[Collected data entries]

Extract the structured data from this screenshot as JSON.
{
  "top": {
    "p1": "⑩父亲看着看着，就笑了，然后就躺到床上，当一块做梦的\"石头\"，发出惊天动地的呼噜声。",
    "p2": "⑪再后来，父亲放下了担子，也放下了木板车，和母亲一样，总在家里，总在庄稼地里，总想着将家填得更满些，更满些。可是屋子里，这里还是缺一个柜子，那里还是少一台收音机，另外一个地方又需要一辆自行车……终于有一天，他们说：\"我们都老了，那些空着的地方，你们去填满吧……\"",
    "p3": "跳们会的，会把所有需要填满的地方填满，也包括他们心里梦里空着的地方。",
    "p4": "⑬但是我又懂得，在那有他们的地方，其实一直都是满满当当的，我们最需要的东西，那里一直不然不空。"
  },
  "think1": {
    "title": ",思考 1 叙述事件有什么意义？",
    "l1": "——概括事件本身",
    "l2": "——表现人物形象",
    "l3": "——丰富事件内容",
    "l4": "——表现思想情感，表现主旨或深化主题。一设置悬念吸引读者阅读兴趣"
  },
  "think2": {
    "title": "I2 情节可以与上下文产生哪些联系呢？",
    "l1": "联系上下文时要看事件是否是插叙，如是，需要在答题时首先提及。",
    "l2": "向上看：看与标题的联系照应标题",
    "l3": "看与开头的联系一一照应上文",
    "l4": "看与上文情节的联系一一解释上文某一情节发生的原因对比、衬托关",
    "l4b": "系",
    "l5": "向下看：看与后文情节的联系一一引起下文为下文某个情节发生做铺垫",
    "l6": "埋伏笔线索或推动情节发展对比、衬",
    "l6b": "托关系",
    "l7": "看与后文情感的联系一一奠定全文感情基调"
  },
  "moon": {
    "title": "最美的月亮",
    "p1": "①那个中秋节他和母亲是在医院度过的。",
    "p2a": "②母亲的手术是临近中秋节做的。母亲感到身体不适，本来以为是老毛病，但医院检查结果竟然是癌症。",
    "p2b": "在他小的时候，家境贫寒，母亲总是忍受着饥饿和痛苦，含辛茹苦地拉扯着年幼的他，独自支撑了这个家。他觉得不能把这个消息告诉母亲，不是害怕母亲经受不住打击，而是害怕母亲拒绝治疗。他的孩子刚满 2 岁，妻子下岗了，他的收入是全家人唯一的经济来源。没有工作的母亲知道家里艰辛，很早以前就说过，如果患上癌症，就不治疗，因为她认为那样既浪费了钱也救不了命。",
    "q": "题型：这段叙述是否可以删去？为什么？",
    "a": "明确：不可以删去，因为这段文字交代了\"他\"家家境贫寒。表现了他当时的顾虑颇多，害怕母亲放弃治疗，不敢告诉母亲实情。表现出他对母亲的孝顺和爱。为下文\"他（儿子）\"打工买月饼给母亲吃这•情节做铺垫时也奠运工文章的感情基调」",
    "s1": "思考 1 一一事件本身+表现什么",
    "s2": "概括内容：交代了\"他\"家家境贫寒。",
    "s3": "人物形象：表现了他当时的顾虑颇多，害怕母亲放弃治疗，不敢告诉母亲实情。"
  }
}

AIM OF THE TASK
Extract the complete data, matching each line exactly.

WORKED ANSWER
Extract the structured data from this screenshot as JSON.
{
  "top": {
    "p1": "⑩父亲看着看着，就笑了，然后就躺到床上，当一块做梦的\"石头\"，发出惊天动地的呼噜声。",
    "p2": "⑪再后来，父亲放下了担子，也放下了木板车，和母亲一样，总在家里，总在庄稼地里，总想着将家填得更满些，更满些。可是屋子里，这里还是缺一个柜子，那里还是少一台收音机，另外一个地方又需要一辆自行车……终于有一天，他们说：\"我们都老了，那些空着的地方，你们去填满吧……\"",
    "p3": "跳们会的，会把所有需要填满的地方填满，也包括他们心里梦里空着的地方。",
    "p4": "⑬但是我又懂得，在那有他们的地方，其实一直都是满满当当的，我们最需要的东西，那里一直不然不空。"
  },
  "think1": {
    "title": ",思考 1 叙述事件有什么意义？",
    "l1": "——概括事件本身",
    "l2": "——表现人物形象",
    "l3": "——丰富事件内容",
    "l4": "——表现思想情感，表现主旨或深化主题。一设置悬念吸引读者阅读兴趣"
  },
  "think2": {
    "title": "I2 情节可以与上下文产生哪些联系呢？",
    "l1": "联系上下文时要看事件是否是插叙，如是，需要在答题时首先提及。",
    "l2": "向上看：看与标题的联系照应标题",
    "l3": "看与开头的联系一一照应上文",
    "l4": "看与上文情节的联系一一解释上文某一情节发生的原因对比、衬托关",
    "l4b": "系",
    "l5": "向下看：看与后文情节的联系一一引起下文为下文某个情节发生做铺垫",
    "l6": "埋伏笔线索或推动情节发展对比、衬",
    "l6b": "托关系",
    "l7": "看与后文情感的联系一一奠定全文感情基调"
  },
  "moon": {
    "title": "最美的月亮",
    "p1": "①那个中秋节他和母亲是在医院度过的。",
    "p2a": "②母亲的手术是临近中秋节做的。母亲感到身体不适，本来以为是老毛病，但医院检查结果竟然是癌症。",
    "p2b": "在他小的时候，家境贫寒，母亲总是忍受着饥饿和痛苦，含辛茹苦地拉扯着年幼的他，独自支撑了这个家。他觉得不能把这个消息告诉母亲，不是害怕母亲经受不住打击，而是害怕母亲拒绝治疗。他的孩子刚满 2 岁，妻子下岗了，他的收入是全家人唯一的经济来源。没有工作的母亲知道家里艰辛，很早以前就说过，如果患上癌症，就不治疗，因为她认为那样既浪费了钱也救不了命。",
    "q": "题型：这段叙述是否可以删去？为什么？",
    "a": "明确：不可以删去，因为这段文字交代了\"他\"家家境贫寒。表现了他当时的顾虑颇多，害怕母亲放弃治疗，不敢告诉母亲实情。表现出他对母亲的孝顺和爱。为下文\"他（儿子）\"打工买月饼给母亲吃这•情节做铺垫时也奠运工文章的感情基调」",
    "s1": "思考 1 一一事件本身+表现什么",
    "s2": "概括内容：交代了\"他\"家家境贫寒。",
    "s3": "人物形象：表现了他当时的顾虑颇多，害怕母亲放弃治疗，不敢告诉母亲实情。"
  }
}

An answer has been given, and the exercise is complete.